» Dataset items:

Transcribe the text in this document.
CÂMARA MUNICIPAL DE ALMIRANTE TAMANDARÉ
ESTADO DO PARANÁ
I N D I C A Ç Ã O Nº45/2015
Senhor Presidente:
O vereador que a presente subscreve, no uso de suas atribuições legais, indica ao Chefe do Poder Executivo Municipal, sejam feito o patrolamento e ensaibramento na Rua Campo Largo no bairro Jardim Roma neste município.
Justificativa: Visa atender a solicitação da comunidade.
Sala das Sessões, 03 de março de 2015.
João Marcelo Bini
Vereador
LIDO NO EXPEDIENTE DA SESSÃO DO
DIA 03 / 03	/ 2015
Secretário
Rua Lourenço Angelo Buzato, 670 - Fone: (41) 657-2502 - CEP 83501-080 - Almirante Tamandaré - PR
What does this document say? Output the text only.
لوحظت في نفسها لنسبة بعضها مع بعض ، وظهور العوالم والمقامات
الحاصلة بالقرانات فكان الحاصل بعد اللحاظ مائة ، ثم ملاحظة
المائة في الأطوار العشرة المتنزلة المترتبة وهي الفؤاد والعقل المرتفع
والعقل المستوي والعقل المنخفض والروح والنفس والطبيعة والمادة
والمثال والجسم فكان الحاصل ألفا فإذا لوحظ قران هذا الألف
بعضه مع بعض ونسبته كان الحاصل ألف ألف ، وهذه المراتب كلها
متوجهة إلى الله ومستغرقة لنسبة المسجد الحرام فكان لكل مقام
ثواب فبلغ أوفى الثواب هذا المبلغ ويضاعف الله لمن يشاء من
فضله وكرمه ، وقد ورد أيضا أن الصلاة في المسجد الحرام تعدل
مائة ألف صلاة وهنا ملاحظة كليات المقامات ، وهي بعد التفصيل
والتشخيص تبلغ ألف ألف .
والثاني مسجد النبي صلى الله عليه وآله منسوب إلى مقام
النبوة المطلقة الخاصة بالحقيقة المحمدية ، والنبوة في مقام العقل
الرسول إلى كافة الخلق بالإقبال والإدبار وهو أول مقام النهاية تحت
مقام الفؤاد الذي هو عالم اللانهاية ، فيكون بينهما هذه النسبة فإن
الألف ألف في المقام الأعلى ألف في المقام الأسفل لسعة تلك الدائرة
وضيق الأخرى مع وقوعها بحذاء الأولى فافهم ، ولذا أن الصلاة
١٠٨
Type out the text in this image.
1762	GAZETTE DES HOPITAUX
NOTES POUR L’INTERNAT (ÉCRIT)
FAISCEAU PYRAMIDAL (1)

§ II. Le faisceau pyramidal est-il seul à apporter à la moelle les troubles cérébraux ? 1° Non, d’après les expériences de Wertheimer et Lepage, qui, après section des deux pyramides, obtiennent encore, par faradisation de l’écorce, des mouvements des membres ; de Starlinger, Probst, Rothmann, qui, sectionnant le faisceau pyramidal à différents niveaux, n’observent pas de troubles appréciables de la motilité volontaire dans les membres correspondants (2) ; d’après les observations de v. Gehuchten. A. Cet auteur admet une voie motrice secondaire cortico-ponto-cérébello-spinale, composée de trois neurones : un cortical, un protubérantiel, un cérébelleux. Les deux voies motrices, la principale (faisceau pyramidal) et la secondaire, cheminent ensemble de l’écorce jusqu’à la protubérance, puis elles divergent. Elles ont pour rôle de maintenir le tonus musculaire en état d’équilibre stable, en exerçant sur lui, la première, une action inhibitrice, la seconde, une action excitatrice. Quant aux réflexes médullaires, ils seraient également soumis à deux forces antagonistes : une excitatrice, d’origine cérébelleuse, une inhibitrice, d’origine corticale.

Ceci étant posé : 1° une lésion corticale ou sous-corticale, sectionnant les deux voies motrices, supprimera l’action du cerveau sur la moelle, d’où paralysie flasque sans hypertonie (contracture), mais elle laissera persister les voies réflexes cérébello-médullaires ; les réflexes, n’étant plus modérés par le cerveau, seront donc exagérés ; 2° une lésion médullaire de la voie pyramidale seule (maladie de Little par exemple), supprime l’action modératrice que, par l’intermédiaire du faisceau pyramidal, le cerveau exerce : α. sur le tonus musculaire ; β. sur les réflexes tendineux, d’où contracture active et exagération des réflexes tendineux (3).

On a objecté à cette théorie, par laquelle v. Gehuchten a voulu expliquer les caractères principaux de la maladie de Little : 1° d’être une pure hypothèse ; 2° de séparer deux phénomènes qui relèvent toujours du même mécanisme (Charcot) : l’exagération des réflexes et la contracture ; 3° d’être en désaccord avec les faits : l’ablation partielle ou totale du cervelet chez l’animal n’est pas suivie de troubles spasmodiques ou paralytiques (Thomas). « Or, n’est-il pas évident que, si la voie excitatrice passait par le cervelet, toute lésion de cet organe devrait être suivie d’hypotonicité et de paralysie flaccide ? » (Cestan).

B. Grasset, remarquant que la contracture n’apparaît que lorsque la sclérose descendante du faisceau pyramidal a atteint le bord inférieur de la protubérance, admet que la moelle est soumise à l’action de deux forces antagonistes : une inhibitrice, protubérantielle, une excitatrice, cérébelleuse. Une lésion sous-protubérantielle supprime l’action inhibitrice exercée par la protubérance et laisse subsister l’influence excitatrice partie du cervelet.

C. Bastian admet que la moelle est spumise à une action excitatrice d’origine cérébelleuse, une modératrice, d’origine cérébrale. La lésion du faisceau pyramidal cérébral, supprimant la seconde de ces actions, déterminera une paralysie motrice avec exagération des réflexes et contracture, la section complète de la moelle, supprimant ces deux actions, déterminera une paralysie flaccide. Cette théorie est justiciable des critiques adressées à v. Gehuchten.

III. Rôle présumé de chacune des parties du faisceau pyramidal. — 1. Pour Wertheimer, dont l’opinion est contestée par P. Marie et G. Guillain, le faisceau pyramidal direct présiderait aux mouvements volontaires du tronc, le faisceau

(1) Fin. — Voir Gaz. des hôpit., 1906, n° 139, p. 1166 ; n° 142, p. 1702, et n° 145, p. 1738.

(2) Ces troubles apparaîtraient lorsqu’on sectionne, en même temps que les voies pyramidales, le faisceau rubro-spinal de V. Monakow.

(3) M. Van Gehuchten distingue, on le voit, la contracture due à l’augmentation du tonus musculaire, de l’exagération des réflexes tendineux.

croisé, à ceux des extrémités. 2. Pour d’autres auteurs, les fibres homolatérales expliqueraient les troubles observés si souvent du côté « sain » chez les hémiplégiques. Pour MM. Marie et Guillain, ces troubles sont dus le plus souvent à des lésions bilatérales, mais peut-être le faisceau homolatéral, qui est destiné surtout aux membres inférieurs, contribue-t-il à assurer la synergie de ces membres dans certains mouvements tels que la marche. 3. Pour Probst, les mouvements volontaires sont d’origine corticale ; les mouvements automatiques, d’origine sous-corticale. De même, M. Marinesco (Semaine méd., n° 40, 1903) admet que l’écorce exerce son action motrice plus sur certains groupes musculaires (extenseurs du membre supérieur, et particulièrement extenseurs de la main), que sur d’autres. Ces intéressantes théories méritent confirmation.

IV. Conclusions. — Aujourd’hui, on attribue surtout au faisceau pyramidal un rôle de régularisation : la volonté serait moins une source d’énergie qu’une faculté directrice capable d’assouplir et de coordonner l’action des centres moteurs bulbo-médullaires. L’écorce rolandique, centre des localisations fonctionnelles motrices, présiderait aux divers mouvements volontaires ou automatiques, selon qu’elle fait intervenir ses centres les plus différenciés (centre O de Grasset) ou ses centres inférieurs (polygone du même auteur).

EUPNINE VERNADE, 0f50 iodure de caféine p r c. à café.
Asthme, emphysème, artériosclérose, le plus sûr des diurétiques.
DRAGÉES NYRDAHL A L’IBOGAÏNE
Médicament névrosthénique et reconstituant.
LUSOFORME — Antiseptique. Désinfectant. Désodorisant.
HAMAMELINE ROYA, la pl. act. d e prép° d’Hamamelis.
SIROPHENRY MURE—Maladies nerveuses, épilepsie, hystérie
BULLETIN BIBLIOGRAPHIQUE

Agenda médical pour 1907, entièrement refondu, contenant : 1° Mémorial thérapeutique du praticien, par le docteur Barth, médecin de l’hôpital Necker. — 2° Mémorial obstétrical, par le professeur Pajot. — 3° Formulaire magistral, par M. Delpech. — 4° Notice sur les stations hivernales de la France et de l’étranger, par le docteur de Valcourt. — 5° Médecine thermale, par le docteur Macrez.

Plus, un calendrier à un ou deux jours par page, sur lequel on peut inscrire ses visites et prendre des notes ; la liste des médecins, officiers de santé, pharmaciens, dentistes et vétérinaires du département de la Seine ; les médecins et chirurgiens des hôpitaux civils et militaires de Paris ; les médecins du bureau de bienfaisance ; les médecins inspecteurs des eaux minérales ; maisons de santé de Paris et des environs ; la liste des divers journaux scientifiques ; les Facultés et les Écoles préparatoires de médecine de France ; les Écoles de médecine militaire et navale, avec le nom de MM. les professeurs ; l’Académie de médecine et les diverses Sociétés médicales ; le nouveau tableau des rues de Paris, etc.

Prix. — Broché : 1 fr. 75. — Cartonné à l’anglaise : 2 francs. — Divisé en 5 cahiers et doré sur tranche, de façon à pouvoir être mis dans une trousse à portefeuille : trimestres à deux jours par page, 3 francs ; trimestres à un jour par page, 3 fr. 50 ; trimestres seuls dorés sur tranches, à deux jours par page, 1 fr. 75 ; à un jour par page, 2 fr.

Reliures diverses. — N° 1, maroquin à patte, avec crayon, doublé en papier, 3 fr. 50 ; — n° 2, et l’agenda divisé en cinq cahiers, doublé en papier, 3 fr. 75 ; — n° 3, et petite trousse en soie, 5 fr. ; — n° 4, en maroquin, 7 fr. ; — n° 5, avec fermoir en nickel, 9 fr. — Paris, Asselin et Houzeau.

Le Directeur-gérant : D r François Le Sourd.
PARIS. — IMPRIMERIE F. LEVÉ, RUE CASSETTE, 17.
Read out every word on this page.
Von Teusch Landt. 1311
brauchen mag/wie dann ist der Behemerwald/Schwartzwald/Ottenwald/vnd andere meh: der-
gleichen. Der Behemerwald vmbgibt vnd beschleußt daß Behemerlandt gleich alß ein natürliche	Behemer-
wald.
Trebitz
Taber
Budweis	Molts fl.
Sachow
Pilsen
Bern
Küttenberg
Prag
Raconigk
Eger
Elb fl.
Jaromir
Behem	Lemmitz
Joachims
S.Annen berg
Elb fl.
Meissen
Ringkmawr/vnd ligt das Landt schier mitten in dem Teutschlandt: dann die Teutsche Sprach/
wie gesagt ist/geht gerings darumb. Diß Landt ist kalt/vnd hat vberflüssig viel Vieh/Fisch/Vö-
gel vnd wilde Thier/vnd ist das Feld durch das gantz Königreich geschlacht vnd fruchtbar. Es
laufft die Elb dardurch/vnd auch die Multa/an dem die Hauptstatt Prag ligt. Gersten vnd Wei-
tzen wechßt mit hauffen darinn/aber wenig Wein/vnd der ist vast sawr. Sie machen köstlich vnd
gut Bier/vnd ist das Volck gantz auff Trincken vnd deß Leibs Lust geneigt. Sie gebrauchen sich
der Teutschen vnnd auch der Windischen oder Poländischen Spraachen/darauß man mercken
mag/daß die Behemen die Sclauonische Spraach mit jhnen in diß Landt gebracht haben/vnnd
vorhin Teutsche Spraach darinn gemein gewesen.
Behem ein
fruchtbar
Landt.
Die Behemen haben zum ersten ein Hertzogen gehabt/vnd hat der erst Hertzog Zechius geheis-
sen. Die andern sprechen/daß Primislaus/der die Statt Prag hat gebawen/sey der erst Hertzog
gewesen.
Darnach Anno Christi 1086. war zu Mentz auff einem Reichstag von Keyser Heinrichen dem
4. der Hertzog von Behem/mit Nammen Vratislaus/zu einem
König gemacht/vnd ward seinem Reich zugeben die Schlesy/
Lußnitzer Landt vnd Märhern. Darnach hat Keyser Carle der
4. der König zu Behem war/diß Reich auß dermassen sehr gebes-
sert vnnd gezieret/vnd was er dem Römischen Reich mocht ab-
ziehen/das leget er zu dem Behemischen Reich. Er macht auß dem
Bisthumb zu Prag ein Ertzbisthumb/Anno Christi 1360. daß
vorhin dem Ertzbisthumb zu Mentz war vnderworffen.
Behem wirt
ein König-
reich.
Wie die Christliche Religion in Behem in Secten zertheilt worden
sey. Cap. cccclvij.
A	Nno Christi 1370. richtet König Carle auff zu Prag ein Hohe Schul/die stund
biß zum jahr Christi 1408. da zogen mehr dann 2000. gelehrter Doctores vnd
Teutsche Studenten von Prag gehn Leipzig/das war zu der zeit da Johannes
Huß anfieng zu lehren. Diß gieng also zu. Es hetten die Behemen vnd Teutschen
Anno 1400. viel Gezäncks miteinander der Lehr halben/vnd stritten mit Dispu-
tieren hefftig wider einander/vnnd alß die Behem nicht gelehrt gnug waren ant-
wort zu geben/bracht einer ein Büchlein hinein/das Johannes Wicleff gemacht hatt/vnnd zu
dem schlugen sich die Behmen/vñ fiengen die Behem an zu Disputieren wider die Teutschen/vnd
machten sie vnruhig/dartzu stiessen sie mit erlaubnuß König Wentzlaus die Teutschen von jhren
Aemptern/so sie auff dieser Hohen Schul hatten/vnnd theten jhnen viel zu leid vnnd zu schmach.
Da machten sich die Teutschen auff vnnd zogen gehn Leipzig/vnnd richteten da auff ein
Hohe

» STATED EXERCISE:
Determine how many lines of the records above contain the word "gewesen", and report only that number.

» RESULT:
2